* Recorded data:
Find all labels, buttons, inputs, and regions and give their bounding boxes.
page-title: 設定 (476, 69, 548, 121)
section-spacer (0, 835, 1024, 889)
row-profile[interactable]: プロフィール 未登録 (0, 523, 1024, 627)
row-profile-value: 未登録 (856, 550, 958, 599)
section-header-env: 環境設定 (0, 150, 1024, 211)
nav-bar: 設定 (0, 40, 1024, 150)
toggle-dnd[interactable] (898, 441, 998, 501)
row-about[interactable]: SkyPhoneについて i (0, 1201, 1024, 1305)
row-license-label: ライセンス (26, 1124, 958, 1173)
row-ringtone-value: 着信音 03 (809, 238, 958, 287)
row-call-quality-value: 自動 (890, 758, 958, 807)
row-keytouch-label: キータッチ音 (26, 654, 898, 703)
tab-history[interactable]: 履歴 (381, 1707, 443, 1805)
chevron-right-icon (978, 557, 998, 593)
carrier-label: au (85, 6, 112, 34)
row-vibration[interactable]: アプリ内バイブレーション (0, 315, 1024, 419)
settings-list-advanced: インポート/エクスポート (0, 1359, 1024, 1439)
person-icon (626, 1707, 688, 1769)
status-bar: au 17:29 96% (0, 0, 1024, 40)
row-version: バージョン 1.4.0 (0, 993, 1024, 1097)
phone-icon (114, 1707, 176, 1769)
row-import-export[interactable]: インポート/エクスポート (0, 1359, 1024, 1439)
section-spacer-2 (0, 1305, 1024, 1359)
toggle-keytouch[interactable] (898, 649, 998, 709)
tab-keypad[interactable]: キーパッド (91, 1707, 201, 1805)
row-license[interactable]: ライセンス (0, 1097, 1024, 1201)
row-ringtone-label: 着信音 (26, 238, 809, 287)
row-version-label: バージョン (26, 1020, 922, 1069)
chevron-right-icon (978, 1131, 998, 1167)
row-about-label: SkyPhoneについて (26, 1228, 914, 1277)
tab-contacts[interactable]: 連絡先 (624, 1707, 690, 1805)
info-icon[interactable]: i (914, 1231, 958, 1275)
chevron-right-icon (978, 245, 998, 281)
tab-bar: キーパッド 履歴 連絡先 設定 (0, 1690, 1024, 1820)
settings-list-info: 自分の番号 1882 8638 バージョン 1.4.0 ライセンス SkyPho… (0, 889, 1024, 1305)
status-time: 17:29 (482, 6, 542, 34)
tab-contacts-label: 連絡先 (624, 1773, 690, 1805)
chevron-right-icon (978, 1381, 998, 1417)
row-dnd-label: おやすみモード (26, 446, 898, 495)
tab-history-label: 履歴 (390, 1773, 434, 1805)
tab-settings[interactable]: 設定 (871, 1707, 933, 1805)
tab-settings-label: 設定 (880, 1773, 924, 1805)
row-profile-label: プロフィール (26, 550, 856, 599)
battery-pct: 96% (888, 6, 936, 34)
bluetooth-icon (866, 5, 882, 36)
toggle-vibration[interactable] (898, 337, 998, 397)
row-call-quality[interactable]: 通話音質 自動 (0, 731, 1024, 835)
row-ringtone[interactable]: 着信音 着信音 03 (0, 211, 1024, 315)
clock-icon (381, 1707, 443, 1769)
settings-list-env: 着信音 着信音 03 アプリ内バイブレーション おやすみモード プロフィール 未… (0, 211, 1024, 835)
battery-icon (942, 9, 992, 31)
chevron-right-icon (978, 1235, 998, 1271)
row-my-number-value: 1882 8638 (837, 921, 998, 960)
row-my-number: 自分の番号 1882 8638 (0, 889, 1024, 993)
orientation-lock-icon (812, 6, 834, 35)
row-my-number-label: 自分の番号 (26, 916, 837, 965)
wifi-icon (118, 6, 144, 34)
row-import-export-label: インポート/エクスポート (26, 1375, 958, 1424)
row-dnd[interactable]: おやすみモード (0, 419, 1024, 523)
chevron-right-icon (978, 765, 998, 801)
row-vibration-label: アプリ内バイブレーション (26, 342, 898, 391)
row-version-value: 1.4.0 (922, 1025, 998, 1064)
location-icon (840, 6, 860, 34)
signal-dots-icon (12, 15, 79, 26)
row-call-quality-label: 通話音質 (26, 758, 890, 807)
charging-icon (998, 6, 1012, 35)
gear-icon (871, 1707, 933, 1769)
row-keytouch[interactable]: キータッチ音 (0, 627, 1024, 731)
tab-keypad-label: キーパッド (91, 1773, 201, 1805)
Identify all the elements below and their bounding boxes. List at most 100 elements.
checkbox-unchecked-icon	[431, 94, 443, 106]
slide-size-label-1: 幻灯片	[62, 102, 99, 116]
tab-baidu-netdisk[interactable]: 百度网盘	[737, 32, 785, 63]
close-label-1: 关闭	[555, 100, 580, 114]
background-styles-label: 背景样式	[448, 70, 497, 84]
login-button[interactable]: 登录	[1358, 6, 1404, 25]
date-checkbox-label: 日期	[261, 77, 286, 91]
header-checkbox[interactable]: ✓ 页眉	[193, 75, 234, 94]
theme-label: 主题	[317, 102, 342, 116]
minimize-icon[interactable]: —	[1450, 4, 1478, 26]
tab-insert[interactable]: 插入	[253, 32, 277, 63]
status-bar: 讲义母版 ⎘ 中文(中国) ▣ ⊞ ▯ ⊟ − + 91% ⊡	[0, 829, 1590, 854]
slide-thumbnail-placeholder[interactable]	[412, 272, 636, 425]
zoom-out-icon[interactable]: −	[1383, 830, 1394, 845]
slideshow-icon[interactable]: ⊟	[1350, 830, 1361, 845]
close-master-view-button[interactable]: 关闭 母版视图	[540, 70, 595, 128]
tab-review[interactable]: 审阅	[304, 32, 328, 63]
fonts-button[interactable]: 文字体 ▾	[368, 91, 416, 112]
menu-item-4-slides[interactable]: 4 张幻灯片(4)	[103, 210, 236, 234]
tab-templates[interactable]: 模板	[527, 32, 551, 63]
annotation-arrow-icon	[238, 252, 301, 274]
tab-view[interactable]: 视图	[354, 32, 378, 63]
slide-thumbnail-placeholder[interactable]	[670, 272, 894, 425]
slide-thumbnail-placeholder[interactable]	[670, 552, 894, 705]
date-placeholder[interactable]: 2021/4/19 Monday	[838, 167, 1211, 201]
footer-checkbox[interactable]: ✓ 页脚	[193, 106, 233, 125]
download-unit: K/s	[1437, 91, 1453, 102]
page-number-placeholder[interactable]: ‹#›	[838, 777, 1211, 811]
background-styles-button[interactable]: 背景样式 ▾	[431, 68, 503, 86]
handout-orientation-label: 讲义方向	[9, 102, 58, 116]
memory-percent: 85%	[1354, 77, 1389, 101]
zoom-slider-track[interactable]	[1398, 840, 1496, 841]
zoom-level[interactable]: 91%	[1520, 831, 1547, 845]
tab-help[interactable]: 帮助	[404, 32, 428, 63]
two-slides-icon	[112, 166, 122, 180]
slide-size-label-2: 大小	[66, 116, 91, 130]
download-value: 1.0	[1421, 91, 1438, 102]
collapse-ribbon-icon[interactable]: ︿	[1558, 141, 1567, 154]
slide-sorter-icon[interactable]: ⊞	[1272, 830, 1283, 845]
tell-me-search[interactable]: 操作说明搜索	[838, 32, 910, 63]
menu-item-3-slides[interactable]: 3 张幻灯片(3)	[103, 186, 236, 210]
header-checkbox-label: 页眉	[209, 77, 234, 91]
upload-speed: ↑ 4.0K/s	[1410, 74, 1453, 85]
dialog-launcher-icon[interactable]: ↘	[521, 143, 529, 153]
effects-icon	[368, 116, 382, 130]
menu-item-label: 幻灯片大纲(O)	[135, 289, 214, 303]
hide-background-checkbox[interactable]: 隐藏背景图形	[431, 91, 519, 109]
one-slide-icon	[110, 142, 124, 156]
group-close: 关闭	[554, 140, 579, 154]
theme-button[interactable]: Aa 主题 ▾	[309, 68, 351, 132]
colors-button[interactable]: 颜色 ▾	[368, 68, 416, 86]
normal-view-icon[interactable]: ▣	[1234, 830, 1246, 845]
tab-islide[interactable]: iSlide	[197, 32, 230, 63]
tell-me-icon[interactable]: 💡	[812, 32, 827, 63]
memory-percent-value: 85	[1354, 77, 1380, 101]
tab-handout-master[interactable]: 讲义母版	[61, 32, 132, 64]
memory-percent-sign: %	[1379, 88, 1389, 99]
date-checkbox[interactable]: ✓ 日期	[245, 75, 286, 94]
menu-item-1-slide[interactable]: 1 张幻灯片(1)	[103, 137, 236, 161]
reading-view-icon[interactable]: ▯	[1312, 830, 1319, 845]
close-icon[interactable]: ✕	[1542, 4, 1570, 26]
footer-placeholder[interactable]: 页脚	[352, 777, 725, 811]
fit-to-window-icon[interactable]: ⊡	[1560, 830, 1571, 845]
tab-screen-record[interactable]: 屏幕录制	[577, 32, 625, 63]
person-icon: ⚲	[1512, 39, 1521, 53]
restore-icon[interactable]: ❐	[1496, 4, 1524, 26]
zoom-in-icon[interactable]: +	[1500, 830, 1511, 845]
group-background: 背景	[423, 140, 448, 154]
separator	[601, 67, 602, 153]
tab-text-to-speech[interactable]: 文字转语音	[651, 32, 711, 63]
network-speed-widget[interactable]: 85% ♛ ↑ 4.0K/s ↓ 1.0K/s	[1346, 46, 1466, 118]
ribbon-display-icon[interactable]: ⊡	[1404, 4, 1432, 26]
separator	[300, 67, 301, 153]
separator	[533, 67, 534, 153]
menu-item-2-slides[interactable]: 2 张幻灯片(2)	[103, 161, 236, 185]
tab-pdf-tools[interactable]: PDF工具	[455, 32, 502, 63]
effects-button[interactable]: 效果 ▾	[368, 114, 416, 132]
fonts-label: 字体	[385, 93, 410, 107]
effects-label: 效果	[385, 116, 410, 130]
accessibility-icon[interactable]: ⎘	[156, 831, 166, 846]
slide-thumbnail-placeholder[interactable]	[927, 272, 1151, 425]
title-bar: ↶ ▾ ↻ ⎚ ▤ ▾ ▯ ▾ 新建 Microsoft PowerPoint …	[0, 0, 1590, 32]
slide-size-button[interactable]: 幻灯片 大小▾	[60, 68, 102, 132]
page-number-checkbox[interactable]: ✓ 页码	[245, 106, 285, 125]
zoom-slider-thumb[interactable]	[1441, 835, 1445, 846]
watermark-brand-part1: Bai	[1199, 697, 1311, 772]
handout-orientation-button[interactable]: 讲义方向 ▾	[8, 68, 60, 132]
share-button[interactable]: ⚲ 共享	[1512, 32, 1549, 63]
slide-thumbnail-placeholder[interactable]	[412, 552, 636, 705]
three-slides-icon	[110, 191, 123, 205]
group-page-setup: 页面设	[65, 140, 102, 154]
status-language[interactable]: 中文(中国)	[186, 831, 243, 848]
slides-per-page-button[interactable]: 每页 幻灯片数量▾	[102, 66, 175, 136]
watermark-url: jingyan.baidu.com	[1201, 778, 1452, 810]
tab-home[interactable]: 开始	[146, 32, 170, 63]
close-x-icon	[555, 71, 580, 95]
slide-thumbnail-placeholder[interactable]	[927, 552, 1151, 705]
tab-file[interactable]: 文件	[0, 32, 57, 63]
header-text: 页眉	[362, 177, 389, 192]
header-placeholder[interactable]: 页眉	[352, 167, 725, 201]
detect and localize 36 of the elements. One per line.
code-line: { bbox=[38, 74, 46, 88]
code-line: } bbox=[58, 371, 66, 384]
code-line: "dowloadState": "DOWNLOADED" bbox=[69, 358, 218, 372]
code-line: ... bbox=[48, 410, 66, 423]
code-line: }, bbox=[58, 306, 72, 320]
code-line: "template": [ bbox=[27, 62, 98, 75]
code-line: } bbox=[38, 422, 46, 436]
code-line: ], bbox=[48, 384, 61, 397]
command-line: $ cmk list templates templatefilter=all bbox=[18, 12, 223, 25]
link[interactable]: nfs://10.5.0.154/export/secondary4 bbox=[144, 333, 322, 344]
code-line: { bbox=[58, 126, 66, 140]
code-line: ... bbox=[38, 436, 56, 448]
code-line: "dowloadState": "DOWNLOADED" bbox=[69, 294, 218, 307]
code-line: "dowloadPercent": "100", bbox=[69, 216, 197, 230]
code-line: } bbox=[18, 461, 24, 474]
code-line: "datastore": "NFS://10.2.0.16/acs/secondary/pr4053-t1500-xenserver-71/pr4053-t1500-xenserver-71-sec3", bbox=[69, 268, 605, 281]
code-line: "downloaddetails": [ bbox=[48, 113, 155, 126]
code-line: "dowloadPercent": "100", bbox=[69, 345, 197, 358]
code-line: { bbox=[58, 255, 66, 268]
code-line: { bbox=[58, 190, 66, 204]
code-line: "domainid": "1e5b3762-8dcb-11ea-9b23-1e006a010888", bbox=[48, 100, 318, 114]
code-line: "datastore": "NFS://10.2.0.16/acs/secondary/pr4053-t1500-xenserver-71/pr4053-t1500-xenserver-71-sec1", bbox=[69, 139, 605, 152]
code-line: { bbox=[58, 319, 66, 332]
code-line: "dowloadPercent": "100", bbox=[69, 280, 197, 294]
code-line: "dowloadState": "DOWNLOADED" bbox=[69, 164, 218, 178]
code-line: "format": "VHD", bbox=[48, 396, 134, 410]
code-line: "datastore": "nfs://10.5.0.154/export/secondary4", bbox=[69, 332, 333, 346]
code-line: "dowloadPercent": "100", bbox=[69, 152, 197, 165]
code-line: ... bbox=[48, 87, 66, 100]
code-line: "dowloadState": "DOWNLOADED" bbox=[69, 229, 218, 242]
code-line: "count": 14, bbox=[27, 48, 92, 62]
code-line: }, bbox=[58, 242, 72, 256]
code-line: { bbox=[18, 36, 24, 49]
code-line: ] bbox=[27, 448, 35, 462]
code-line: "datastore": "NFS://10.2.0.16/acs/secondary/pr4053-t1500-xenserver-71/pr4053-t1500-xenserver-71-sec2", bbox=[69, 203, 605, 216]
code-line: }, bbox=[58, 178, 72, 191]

* Problem statement: Reproduce the data verbatim, from its first line through the line containing "chevron-right-icon (978, 1131, 998, 1167)", including both of those lines.

* Full response:
Find all labels, buttons, inputs, and regions and give their bounding boxes.
page-title: 設定 (476, 69, 548, 121)
section-spacer (0, 835, 1024, 889)
row-profile[interactable]: プロフィール 未登録 (0, 523, 1024, 627)
row-profile-value: 未登録 (856, 550, 958, 599)
section-header-env: 環境設定 (0, 150, 1024, 211)
nav-bar: 設定 (0, 40, 1024, 150)
toggle-dnd[interactable] (898, 441, 998, 501)
row-about[interactable]: SkyPhoneについて i (0, 1201, 1024, 1305)
row-license-label: ライセンス (26, 1124, 958, 1173)
row-ringtone-value: 着信音 03 (809, 238, 958, 287)
row-call-quality-value: 自動 (890, 758, 958, 807)
row-keytouch-label: キータッチ音 (26, 654, 898, 703)
tab-history[interactable]: 履歴 (381, 1707, 443, 1805)
chevron-right-icon (978, 557, 998, 593)
carrier-label: au (85, 6, 112, 34)
row-vibration[interactable]: アプリ内バイブレーション (0, 315, 1024, 419)
settings-list-advanced: インポート/エクスポート (0, 1359, 1024, 1439)
person-icon (626, 1707, 688, 1769)
status-bar: au 17:29 96% (0, 0, 1024, 40)
row-version: バージョン 1.4.0 (0, 993, 1024, 1097)
phone-icon (114, 1707, 176, 1769)
row-import-export[interactable]: インポート/エクスポート (0, 1359, 1024, 1439)
section-spacer-2 (0, 1305, 1024, 1359)
toggle-keytouch[interactable] (898, 649, 998, 709)
tab-keypad[interactable]: キーパッド (91, 1707, 201, 1805)
row-license[interactable]: ライセンス (0, 1097, 1024, 1201)
row-ringtone-label: 着信音 (26, 238, 809, 287)
row-version-label: バージョン (26, 1020, 922, 1069)
chevron-right-icon (978, 1131, 998, 1167)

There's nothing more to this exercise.